═══ Extracted material ═══

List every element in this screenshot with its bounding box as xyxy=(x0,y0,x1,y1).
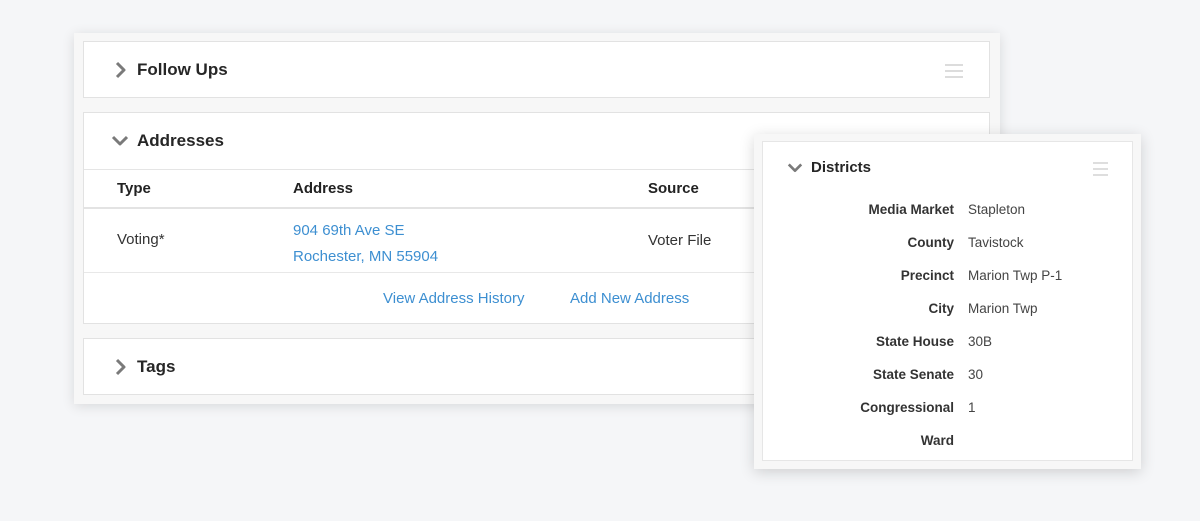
district-row-state-house: State House 30B xyxy=(763,334,1132,354)
district-row-precinct: Precinct Marion Twp P-1 xyxy=(763,268,1132,288)
district-value: 30B xyxy=(968,334,993,349)
chevron-right-icon[interactable] xyxy=(111,61,129,79)
district-label: State House xyxy=(875,334,954,349)
address-type: Voting* xyxy=(117,231,165,248)
district-label: County xyxy=(907,235,955,250)
column-header-source[interactable]: Source xyxy=(648,180,699,197)
address-line2[interactable]: Rochester, MN 55904 xyxy=(293,244,438,270)
district-label: Ward xyxy=(920,433,954,448)
follow-ups-header[interactable]: Follow Ups xyxy=(84,42,989,98)
address-source: Voter File xyxy=(648,232,712,249)
district-label: Precinct xyxy=(900,268,954,283)
district-row-congressional: Congressional 1 xyxy=(763,400,1132,420)
address-line1[interactable]: 904 69th Ave SE xyxy=(293,218,438,244)
district-row-ward: Ward xyxy=(763,433,1132,453)
districts-card: Districts Media Market Stapleton County … xyxy=(754,134,1141,469)
column-header-address[interactable]: Address xyxy=(293,180,353,197)
district-row-county: County Tavistock xyxy=(763,235,1132,255)
district-value: 1 xyxy=(968,400,976,415)
district-row-media-market: Media Market Stapleton xyxy=(763,202,1132,222)
chevron-right-icon[interactable] xyxy=(111,358,129,376)
districts-title: Districts xyxy=(811,159,872,176)
district-label: Congressional xyxy=(860,400,954,415)
district-row-city: City Marion Twp xyxy=(763,301,1132,321)
districts-panel: Districts Media Market Stapleton County … xyxy=(762,141,1133,461)
district-value: Stapleton xyxy=(968,202,1026,217)
district-label: State Senate xyxy=(872,367,954,382)
district-label: Media Market xyxy=(868,202,954,217)
addresses-title: Addresses xyxy=(137,131,224,150)
district-value: Marion Twp xyxy=(968,301,1038,316)
district-value: Tavistock xyxy=(968,235,1024,250)
drag-handle-icon[interactable] xyxy=(1093,162,1108,180)
district-label: City xyxy=(928,301,954,316)
add-new-address-link[interactable]: Add New Address xyxy=(570,290,689,307)
district-row-state-senate: State Senate 30 xyxy=(763,367,1132,387)
address-link[interactable]: 904 69th Ave SE Rochester, MN 55904 xyxy=(293,218,438,270)
district-value: 30 xyxy=(968,367,984,382)
tags-title: Tags xyxy=(137,357,176,376)
chevron-down-icon[interactable] xyxy=(787,160,803,181)
view-address-history-link[interactable]: View Address History xyxy=(383,290,524,307)
district-value: Marion Twp P-1 xyxy=(968,268,1063,283)
chevron-down-icon[interactable] xyxy=(111,132,129,150)
follow-ups-panel: Follow Ups xyxy=(83,41,990,98)
column-header-type[interactable]: Type xyxy=(117,180,151,197)
drag-handle-icon[interactable] xyxy=(945,64,963,82)
follow-ups-title: Follow Ups xyxy=(137,60,228,79)
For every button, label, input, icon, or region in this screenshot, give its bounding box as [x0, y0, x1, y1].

═══

## Task description:
Please update the data above by changing every "Marion Twp" to "Marion Township" and keeping everything else the same. Omit the pictures from your answer.

## Expected answer:
List every element in this screenshot with its bounding box as xyxy=(x0,y0,x1,y1).
district-row-state-house: State House 30B xyxy=(763,334,1132,354)
district-row-precinct: Precinct Marion Township P-1 xyxy=(763,268,1132,288)
district-value: 30B xyxy=(968,334,993,349)
chevron-right-icon[interactable] xyxy=(111,61,129,79)
district-label: State House xyxy=(875,334,954,349)
address-type: Voting* xyxy=(117,231,165,248)
district-label: County xyxy=(907,235,955,250)
column-header-source[interactable]: Source xyxy=(648,180,699,197)
address-line2[interactable]: Rochester, MN 55904 xyxy=(293,244,438,270)
district-label: Ward xyxy=(920,433,954,448)
follow-ups-header[interactable]: Follow Ups xyxy=(84,42,989,98)
address-source: Voter File xyxy=(648,232,712,249)
district-label: Precinct xyxy=(900,268,954,283)
district-row-congressional: Congressional 1 xyxy=(763,400,1132,420)
address-line1[interactable]: 904 69th Ave SE xyxy=(293,218,438,244)
district-row-ward: Ward xyxy=(763,433,1132,453)
districts-card: Districts Media Market Stapleton County … xyxy=(754,134,1141,469)
column-header-address[interactable]: Address xyxy=(293,180,353,197)
district-row-county: County Tavistock xyxy=(763,235,1132,255)
district-value: 1 xyxy=(968,400,976,415)
district-row-media-market: Media Market Stapleton xyxy=(763,202,1132,222)
chevron-right-icon[interactable] xyxy=(111,358,129,376)
districts-title: Districts xyxy=(811,159,872,176)
district-label: Congressional xyxy=(860,400,954,415)
district-row-city: City Marion Township xyxy=(763,301,1132,321)
districts-panel: Districts Media Market Stapleton County … xyxy=(762,141,1133,461)
district-value: Stapleton xyxy=(968,202,1026,217)
district-label: State Senate xyxy=(872,367,954,382)
district-label: Media Market xyxy=(868,202,954,217)
addresses-title: Addresses xyxy=(137,131,224,150)
district-value: Marion Township xyxy=(968,301,1038,316)
district-value: Tavistock xyxy=(968,235,1024,250)
drag-handle-icon[interactable] xyxy=(1093,162,1108,180)
district-label: City xyxy=(928,301,954,316)
add-new-address-link[interactable]: Add New Address xyxy=(570,290,689,307)
district-row-state-senate: State Senate 30 xyxy=(763,367,1132,387)
address-link[interactable]: 904 69th Ave SE Rochester, MN 55904 xyxy=(293,218,438,270)
district-value: 30 xyxy=(968,367,984,382)
tags-title: Tags xyxy=(137,357,176,376)
chevron-down-icon[interactable] xyxy=(787,160,803,181)
view-address-history-link[interactable]: View Address History xyxy=(383,290,524,307)
district-value: Marion Township P-1 xyxy=(968,268,1063,283)
chevron-down-icon[interactable] xyxy=(111,132,129,150)
follow-ups-panel: Follow Ups xyxy=(83,41,990,98)
column-header-type[interactable]: Type xyxy=(117,180,151,197)
drag-handle-icon[interactable] xyxy=(945,64,963,82)
follow-ups-title: Follow Ups xyxy=(137,60,228,79)
For every button, label, input, icon, or region in this screenshot, give its bounding box as [x0, y0, x1, y1].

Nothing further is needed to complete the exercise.